(Dataset records on visual material)
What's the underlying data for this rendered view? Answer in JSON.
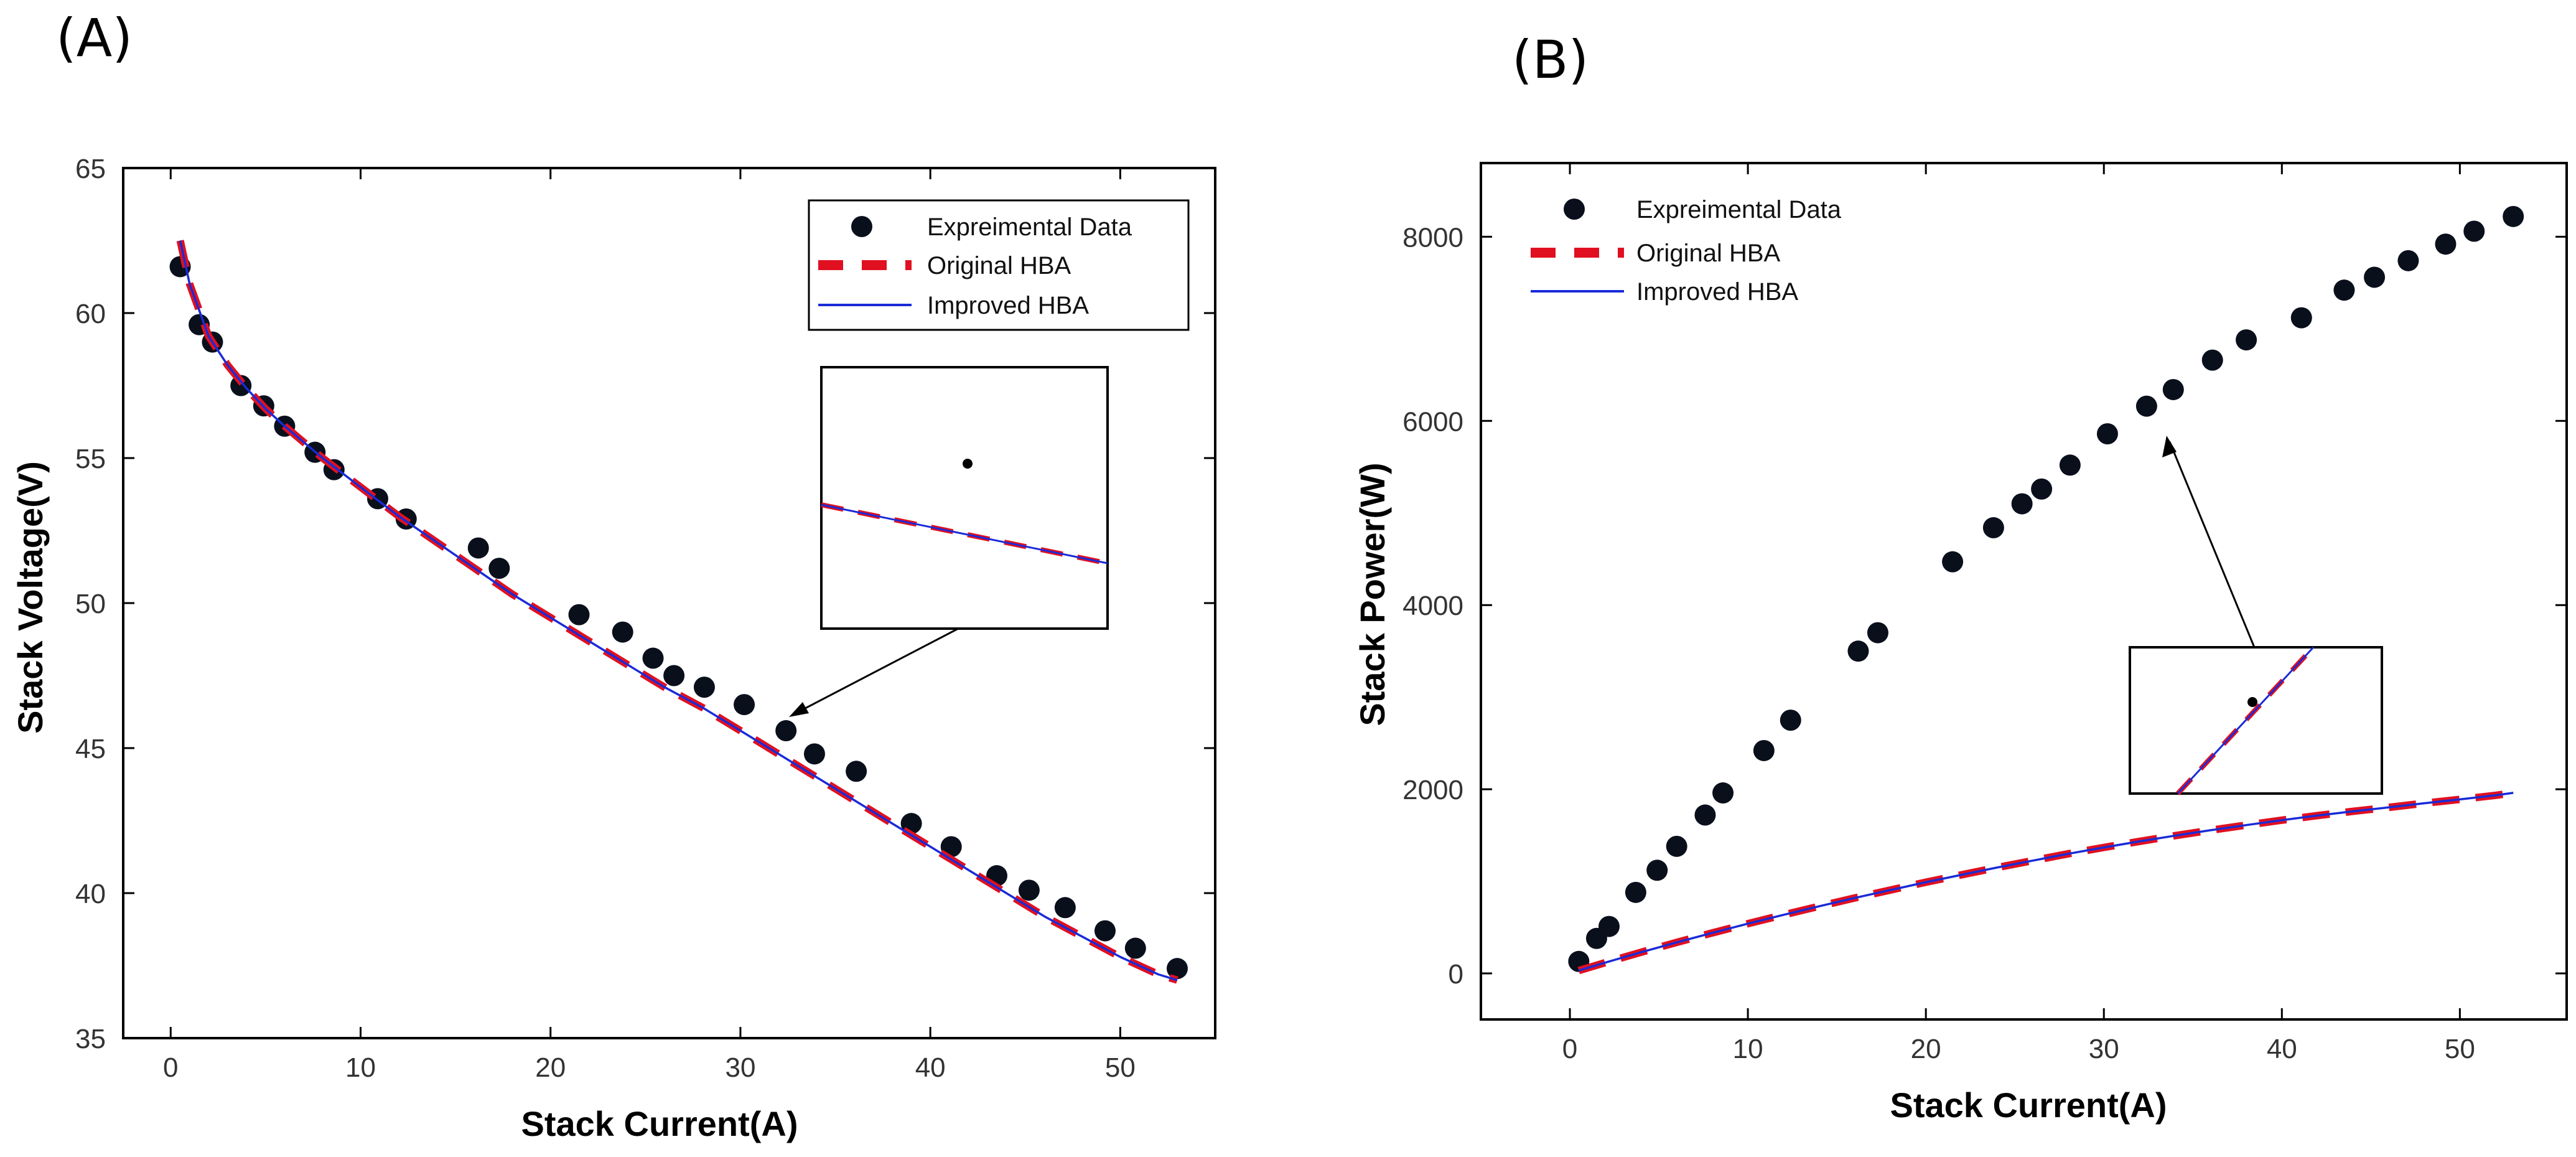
{
  "chart_data": [
    {
      "type": "scatter",
      "panel_label": "(A)",
      "xlabel": "Stack Current(A)",
      "ylabel": "Stack Voltage(V)",
      "xlim": [
        -2.5,
        55
      ],
      "ylim": [
        35,
        65
      ],
      "xticks": [
        0,
        10,
        20,
        30,
        40,
        50
      ],
      "yticks": [
        35,
        40,
        45,
        50,
        55,
        60,
        65
      ],
      "legend": [
        "Expreimental Data",
        "Original HBA",
        "Improved HBA"
      ],
      "legend_position": "top-right",
      "inset": "zoom",
      "series": [
        {
          "name": "Expreimental Data",
          "kind": "markers",
          "x": [
            0.5,
            1.5,
            2.2,
            3.7,
            4.9,
            6.0,
            7.6,
            8.6,
            10.9,
            12.4,
            16.2,
            17.3,
            21.5,
            23.8,
            25.4,
            26.5,
            28.1,
            30.2,
            32.4,
            33.9,
            36.1,
            39.0,
            41.1,
            43.5,
            45.2,
            47.1,
            49.2,
            50.8,
            53.0
          ],
          "y": [
            61.6,
            59.6,
            59.0,
            57.5,
            56.8,
            56.1,
            55.2,
            54.6,
            53.6,
            52.9,
            51.9,
            51.2,
            49.6,
            49.0,
            48.1,
            47.5,
            47.1,
            46.5,
            45.6,
            44.8,
            44.2,
            42.4,
            41.6,
            40.6,
            40.1,
            39.5,
            38.7,
            38.1,
            37.4
          ]
        },
        {
          "name": "Original HBA",
          "kind": "dashed-line",
          "x": [
            0.5,
            1.0,
            2.0,
            3.0,
            4.0,
            5.0,
            6.0,
            8.0,
            10.0,
            12.0,
            14.0,
            16.0,
            18.0,
            20.0,
            22.0,
            24.0,
            26.0,
            28.0,
            30.0,
            32.0,
            34.0,
            36.0,
            38.0,
            40.0,
            42.0,
            44.0,
            46.0,
            48.0,
            50.0,
            52.0,
            53.0
          ],
          "y": [
            62.5,
            61.0,
            59.2,
            58.2,
            57.4,
            56.7,
            56.1,
            55.0,
            54.0,
            53.0,
            52.1,
            51.2,
            50.3,
            49.5,
            48.7,
            47.9,
            47.1,
            46.4,
            45.6,
            44.8,
            44.0,
            43.2,
            42.4,
            41.6,
            40.8,
            40.0,
            39.2,
            38.5,
            37.8,
            37.2,
            37.0
          ]
        },
        {
          "name": "Improved HBA",
          "kind": "line",
          "x": [
            0.5,
            1.0,
            2.0,
            3.0,
            4.0,
            5.0,
            6.0,
            8.0,
            10.0,
            12.0,
            14.0,
            16.0,
            18.0,
            20.0,
            22.0,
            24.0,
            26.0,
            28.0,
            30.0,
            32.0,
            34.0,
            36.0,
            38.0,
            40.0,
            42.0,
            44.0,
            46.0,
            48.0,
            50.0,
            52.0,
            53.0
          ],
          "y": [
            62.5,
            61.0,
            59.2,
            58.2,
            57.4,
            56.7,
            56.1,
            55.0,
            54.0,
            53.0,
            52.1,
            51.2,
            50.3,
            49.5,
            48.7,
            47.9,
            47.1,
            46.4,
            45.6,
            44.8,
            44.0,
            43.2,
            42.4,
            41.6,
            40.8,
            40.0,
            39.2,
            38.5,
            37.8,
            37.2,
            37.0
          ]
        }
      ]
    },
    {
      "type": "scatter",
      "panel_label": "(B)",
      "xlabel": "Stack Current(A)",
      "ylabel": "Stack Power(W)",
      "xlim": [
        -5,
        56
      ],
      "ylim": [
        -500,
        8800
      ],
      "xticks": [
        0,
        10,
        20,
        30,
        40,
        50
      ],
      "yticks": [
        0,
        2000,
        4000,
        6000,
        8000
      ],
      "legend": [
        "Expreimental Data",
        "Original HBA",
        "Improved HBA"
      ],
      "legend_position": "top-left",
      "inset": "zoom",
      "series": [
        {
          "name": "Expreimental Data",
          "kind": "markers",
          "x": [
            0.5,
            1.5,
            2.2,
            3.7,
            4.9,
            6.0,
            7.6,
            8.6,
            10.9,
            12.4,
            16.2,
            17.3,
            21.5,
            23.8,
            25.4,
            26.5,
            28.1,
            30.2,
            32.4,
            33.9,
            36.1,
            38.0,
            41.1,
            43.5,
            45.2,
            47.1,
            49.2,
            50.8,
            53.0
          ],
          "y": [
            130,
            380,
            510,
            880,
            1120,
            1380,
            1720,
            1960,
            2420,
            2750,
            3500,
            3700,
            4470,
            4840,
            5100,
            5260,
            5520,
            5860,
            6160,
            6340,
            6660,
            6880,
            7120,
            7420,
            7560,
            7740,
            7920,
            8060,
            8220
          ]
        },
        {
          "name": "Original HBA",
          "kind": "dashed-line",
          "x": [
            0.5,
            2.0,
            4.0,
            6.0,
            8.0,
            10.0,
            12.0,
            14.0,
            16.0,
            18.0,
            20.0,
            22.0,
            24.0,
            26.0,
            28.0,
            30.0,
            32.0,
            34.0,
            36.0,
            38.0,
            40.0,
            42.0,
            44.0,
            46.0,
            48.0,
            50.0,
            52.0,
            53.0
          ],
          "y": [
            31,
            118,
            230,
            337,
            440,
            540,
            636,
            729,
            819,
            905,
            990,
            1071,
            1150,
            1225,
            1299,
            1368,
            1434,
            1496,
            1555,
            1611,
            1664,
            1714,
            1760,
            1803,
            1848,
            1890,
            1934,
            1961
          ]
        },
        {
          "name": "Improved HBA",
          "kind": "line",
          "x": [
            0.5,
            2.0,
            4.0,
            6.0,
            8.0,
            10.0,
            12.0,
            14.0,
            16.0,
            18.0,
            20.0,
            22.0,
            24.0,
            26.0,
            28.0,
            30.0,
            32.0,
            34.0,
            36.0,
            38.0,
            40.0,
            42.0,
            44.0,
            46.0,
            48.0,
            50.0,
            52.0,
            53.0
          ],
          "y": [
            31,
            118,
            230,
            337,
            440,
            540,
            636,
            729,
            819,
            905,
            990,
            1071,
            1150,
            1225,
            1299,
            1368,
            1434,
            1496,
            1555,
            1611,
            1664,
            1714,
            1760,
            1803,
            1848,
            1890,
            1934,
            1961
          ]
        }
      ]
    }
  ],
  "colors": {
    "marker": "#0a0f1c",
    "original": "#e01020",
    "improved": "#1a2bd8",
    "axis": "#000000"
  }
}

> _Work required_
Every entry must be written out exactly, with all pictures left out.

> _Final result_
What's the underlying data for this rendered view? Answer in JSON.
{
  "chart_data": [
    {
      "type": "scatter",
      "panel_label": "(A)",
      "xlabel": "Stack Current(A)",
      "ylabel": "Stack Voltage(V)",
      "xlim": [
        -2.5,
        55
      ],
      "ylim": [
        35,
        65
      ],
      "xticks": [
        0,
        10,
        20,
        30,
        40,
        50
      ],
      "yticks": [
        35,
        40,
        45,
        50,
        55,
        60,
        65
      ],
      "legend": [
        "Expreimental Data",
        "Original HBA",
        "Improved HBA"
      ],
      "legend_position": "top-right",
      "inset": "zoom",
      "series": [
        {
          "name": "Expreimental Data",
          "kind": "markers",
          "x": [
            0.5,
            1.5,
            2.2,
            3.7,
            4.9,
            6.0,
            7.6,
            8.6,
            10.9,
            12.4,
            16.2,
            17.3,
            21.5,
            23.8,
            25.4,
            26.5,
            28.1,
            30.2,
            32.4,
            33.9,
            36.1,
            39.0,
            41.1,
            43.5,
            45.2,
            47.1,
            49.2,
            50.8,
            53.0
          ],
          "y": [
            61.6,
            59.6,
            59.0,
            57.5,
            56.8,
            56.1,
            55.2,
            54.6,
            53.6,
            52.9,
            51.9,
            51.2,
            49.6,
            49.0,
            48.1,
            47.5,
            47.1,
            46.5,
            45.6,
            44.8,
            44.2,
            42.4,
            41.6,
            40.6,
            40.1,
            39.5,
            38.7,
            38.1,
            37.4
          ]
        },
        {
          "name": "Original HBA",
          "kind": "dashed-line",
          "x": [
            0.5,
            1.0,
            2.0,
            3.0,
            4.0,
            5.0,
            6.0,
            8.0,
            10.0,
            12.0,
            14.0,
            16.0,
            18.0,
            20.0,
            22.0,
            24.0,
            26.0,
            28.0,
            30.0,
            32.0,
            34.0,
            36.0,
            38.0,
            40.0,
            42.0,
            44.0,
            46.0,
            48.0,
            50.0,
            52.0,
            53.0
          ],
          "y": [
            62.5,
            61.0,
            59.2,
            58.2,
            57.4,
            56.7,
            56.1,
            55.0,
            54.0,
            53.0,
            52.1,
            51.2,
            50.3,
            49.5,
            48.7,
            47.9,
            47.1,
            46.4,
            45.6,
            44.8,
            44.0,
            43.2,
            42.4,
            41.6,
            40.8,
            40.0,
            39.2,
            38.5,
            37.8,
            37.2,
            37.0
          ]
        },
        {
          "name": "Improved HBA",
          "kind": "line",
          "x": [
            0.5,
            1.0,
            2.0,
            3.0,
            4.0,
            5.0,
            6.0,
            8.0,
            10.0,
            12.0,
            14.0,
            16.0,
            18.0,
            20.0,
            22.0,
            24.0,
            26.0,
            28.0,
            30.0,
            32.0,
            34.0,
            36.0,
            38.0,
            40.0,
            42.0,
            44.0,
            46.0,
            48.0,
            50.0,
            52.0,
            53.0
          ],
          "y": [
            62.5,
            61.0,
            59.2,
            58.2,
            57.4,
            56.7,
            56.1,
            55.0,
            54.0,
            53.0,
            52.1,
            51.2,
            50.3,
            49.5,
            48.7,
            47.9,
            47.1,
            46.4,
            45.6,
            44.8,
            44.0,
            43.2,
            42.4,
            41.6,
            40.8,
            40.0,
            39.2,
            38.5,
            37.8,
            37.2,
            37.0
          ]
        }
      ]
    },
    {
      "type": "scatter",
      "panel_label": "(B)",
      "xlabel": "Stack Current(A)",
      "ylabel": "Stack Power(W)",
      "xlim": [
        -5,
        56
      ],
      "ylim": [
        -500,
        8800
      ],
      "xticks": [
        0,
        10,
        20,
        30,
        40,
        50
      ],
      "yticks": [
        0,
        2000,
        4000,
        6000,
        8000
      ],
      "legend": [
        "Expreimental Data",
        "Original HBA",
        "Improved HBA"
      ],
      "legend_position": "top-left",
      "inset": "zoom",
      "series": [
        {
          "name": "Expreimental Data",
          "kind": "markers",
          "x": [
            0.5,
            1.5,
            2.2,
            3.7,
            4.9,
            6.0,
            7.6,
            8.6,
            10.9,
            12.4,
            16.2,
            17.3,
            21.5,
            23.8,
            25.4,
            26.5,
            28.1,
            30.2,
            32.4,
            33.9,
            36.1,
            38.0,
            41.1,
            43.5,
            45.2,
            47.1,
            49.2,
            50.8,
            53.0
          ],
          "y": [
            130,
            380,
            510,
            880,
            1120,
            1380,
            1720,
            1960,
            2420,
            2750,
            3500,
            3700,
            4470,
            4840,
            5100,
            5260,
            5520,
            5860,
            6160,
            6340,
            6660,
            6880,
            7120,
            7420,
            7560,
            7740,
            7920,
            8060,
            8220
          ]
        },
        {
          "name": "Original HBA",
          "kind": "dashed-line",
          "x": [
            0.5,
            2.0,
            4.0,
            6.0,
            8.0,
            10.0,
            12.0,
            14.0,
            16.0,
            18.0,
            20.0,
            22.0,
            24.0,
            26.0,
            28.0,
            30.0,
            32.0,
            34.0,
            36.0,
            38.0,
            40.0,
            42.0,
            44.0,
            46.0,
            48.0,
            50.0,
            52.0,
            53.0
          ],
          "y": [
            31,
            118,
            230,
            337,
            440,
            540,
            636,
            729,
            819,
            905,
            990,
            1071,
            1150,
            1225,
            1299,
            1368,
            1434,
            1496,
            1555,
            1611,
            1664,
            1714,
            1760,
            1803,
            1848,
            1890,
            1934,
            1961
          ]
        },
        {
          "name": "Improved HBA",
          "kind": "line",
          "x": [
            0.5,
            2.0,
            4.0,
            6.0,
            8.0,
            10.0,
            12.0,
            14.0,
            16.0,
            18.0,
            20.0,
            22.0,
            24.0,
            26.0,
            28.0,
            30.0,
            32.0,
            34.0,
            36.0,
            38.0,
            40.0,
            42.0,
            44.0,
            46.0,
            48.0,
            50.0,
            52.0,
            53.0
          ],
          "y": [
            31,
            118,
            230,
            337,
            440,
            540,
            636,
            729,
            819,
            905,
            990,
            1071,
            1150,
            1225,
            1299,
            1368,
            1434,
            1496,
            1555,
            1611,
            1664,
            1714,
            1760,
            1803,
            1848,
            1890,
            1934,
            1961
          ]
        }
      ]
    }
  ],
  "colors": {
    "marker": "#0a0f1c",
    "original": "#e01020",
    "improved": "#1a2bd8",
    "axis": "#000000"
  }
}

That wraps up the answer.